### Working data ###

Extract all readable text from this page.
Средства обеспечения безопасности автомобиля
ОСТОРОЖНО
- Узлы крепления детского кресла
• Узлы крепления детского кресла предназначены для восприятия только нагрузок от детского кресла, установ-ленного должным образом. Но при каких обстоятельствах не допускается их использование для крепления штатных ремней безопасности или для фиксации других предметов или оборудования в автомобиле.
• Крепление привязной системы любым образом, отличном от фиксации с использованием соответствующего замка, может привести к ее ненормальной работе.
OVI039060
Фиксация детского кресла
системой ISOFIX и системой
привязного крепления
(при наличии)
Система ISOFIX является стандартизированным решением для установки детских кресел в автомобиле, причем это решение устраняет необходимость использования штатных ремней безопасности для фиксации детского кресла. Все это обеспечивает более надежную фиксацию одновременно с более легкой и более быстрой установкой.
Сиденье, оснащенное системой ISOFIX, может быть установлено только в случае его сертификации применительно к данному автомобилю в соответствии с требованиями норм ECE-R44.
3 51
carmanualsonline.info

###

> _Exercise task_
Repeat the listing in full, keeping every line exactly as it is.

> _Answer for this exercise_
Extract all readable text from this page.
Средства обеспечения безопасности автомобиля
ОСТОРОЖНО
- Узлы крепления детского кресла
• Узлы крепления детского кресла предназначены для восприятия только нагрузок от детского кресла, установ-ленного должным образом. Но при каких обстоятельствах не допускается их использование для крепления штатных ремней безопасности или для фиксации других предметов или оборудования в автомобиле.
• Крепление привязной системы любым образом, отличном от фиксации с использованием соответствующего замка, может привести к ее ненормальной работе.
OVI039060
Фиксация детского кресла
системой ISOFIX и системой
привязного крепления
(при наличии)
Система ISOFIX является стандартизированным решением для установки детских кресел в автомобиле, причем это решение устраняет необходимость использования штатных ремней безопасности для фиксации детского кресла. Все это обеспечивает более надежную фиксацию одновременно с более легкой и более быстрой установкой.
Сиденье, оснащенное системой ISOFIX, может быть установлено только в случае его сертификации применительно к данному автомобилю в соответствии с требованиями норм ECE-R44.
3 51
carmanualsonline.info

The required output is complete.